- [Data listing]
☆ ☆ ☆ ☆

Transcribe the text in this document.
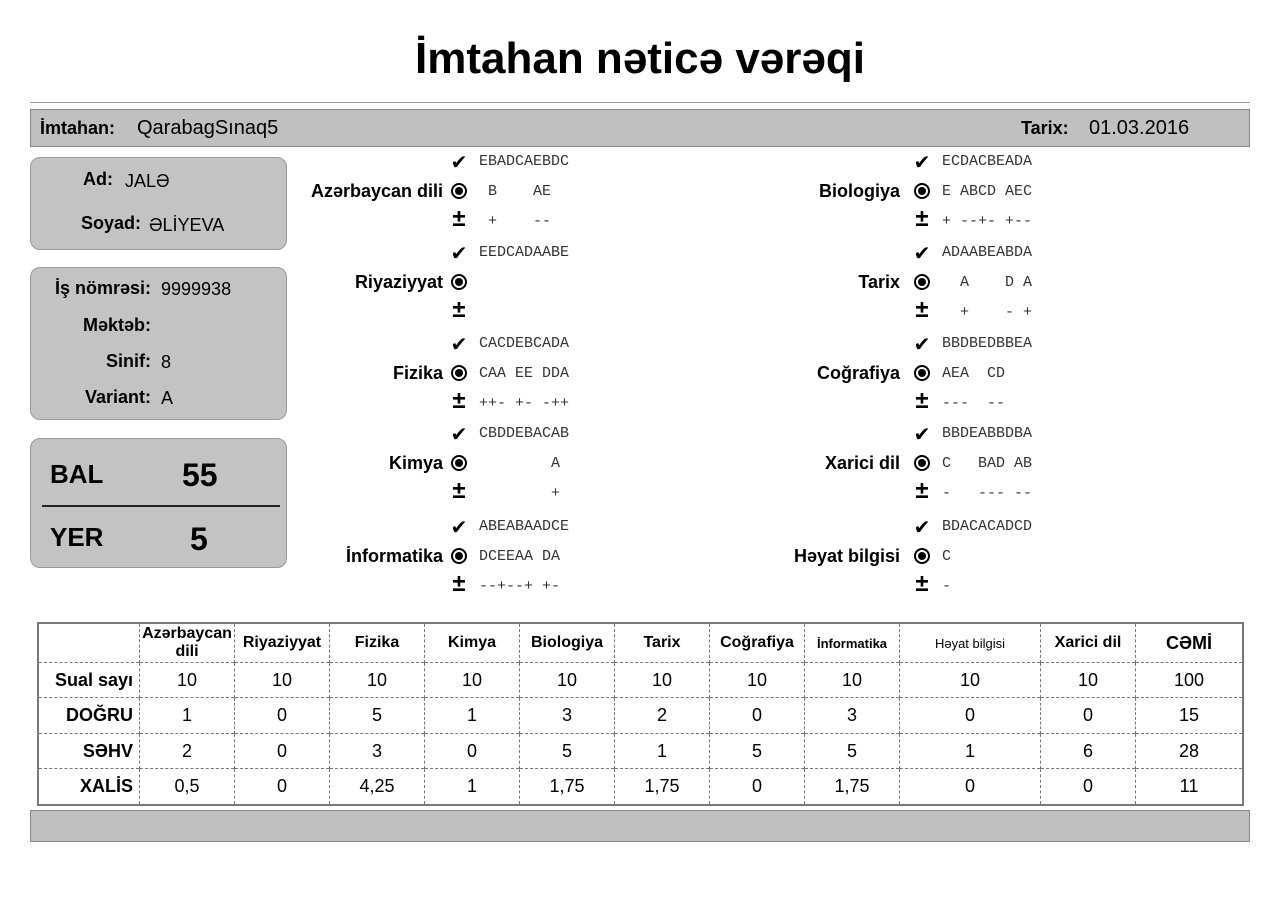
İmtahan nəticə vərəqi
İmtahan: QarabagSınaq5	Tarix: 01.03.2016
Ad: JALƏ
Soyad: ƏLİYEVA
İş nömrəsi: 9999938
Məktəb:
Sinif: 8
Variant: A
BAL 55
YER	5
✔ EBADCAEBDC
Azərbaycan dili B    AE
± +    --
✔ EEDCADAABE
Riyaziyyat
±
✔ CACDEBCADA
Fizika CAA EE DDA
± ++- +- -++
✔ CBDDEBACAB
Kimya A
± +
✔ ABEABAADCE
İnformatika DCEEAA DA
± --+--+ +-
✔ ECDACBEADA
Biologiya	E ABCD AEC
± + --+- +--
✔ ADAABEABDA
Tarix	A    D A
± +    - +
✔ BBDBEDBBEA
Coğrafiya	AEA  CD
± ---  --
✔ BBDEABBDBA
Xarici dil	C   BAD AB
± -   --- --
✔ BDACACADCD
Həyat bilgisi	C
± -
	Azərbaycan dili	Riyaziyyat	Fizika	Kimya	Biologiya	Tarix	Coğrafiya	İnformatika	Həyat bilgisi	Xarici dil	CƏMİ
Sual sayı	10	10	10	10	10	10	10	10	10	10	100
DOĞRU	1	0	5	1	3	2	0	3	0	0	15
SƏHV	2	0	3	0	5	1	5	5	1	6	28
XALİS	0,5	0	4,25	1	1,75	1,75	0	1,75	0	0	11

☆ ☆ ☆ ☆

Nothing in the entries above should change when they are printed again, except that the pictures are dropped.

Transcribe the text in this document.
İmtahan nəticə vərəqi
İmtahan: QarabagSınaq5	Tarix: 01.03.2016
Ad: JALƏ
Soyad: ƏLİYEVA
İş nömrəsi: 9999938
Məktəb:
Sinif: 8
Variant: A
BAL 55
YER	5
✔ EBADCAEBDC
Azərbaycan dili B    AE
± +    --
✔ EEDCADAABE
Riyaziyyat
±
✔ CACDEBCADA
Fizika CAA EE DDA
± ++- +- -++
✔ CBDDEBACAB
Kimya A
± +
✔ ABEABAADCE
İnformatika DCEEAA DA
± --+--+ +-
✔ ECDACBEADA
Biologiya	E ABCD AEC
± + --+- +--
✔ ADAABEABDA
Tarix	A    D A
± +    - +
✔ BBDBEDBBEA
Coğrafiya	AEA  CD
± ---  --
✔ BBDEABBDBA
Xarici dil	C   BAD AB
± -   --- --
✔ BDACACADCD
Həyat bilgisi	C
± -
	Azərbaycan dili	Riyaziyyat	Fizika	Kimya	Biologiya	Tarix	Coğrafiya	İnformatika	Həyat bilgisi	Xarici dil	CƏMİ
Sual sayı	10	10	10	10	10	10	10	10	10	10	100
DOĞRU	1	0	5	1	3	2	0	3	0	0	15
SƏHV	2	0	3	0	5	1	5	5	1	6	28
XALİS	0,5	0	4,25	1	1,75	1,75	0	1,75	0	0	11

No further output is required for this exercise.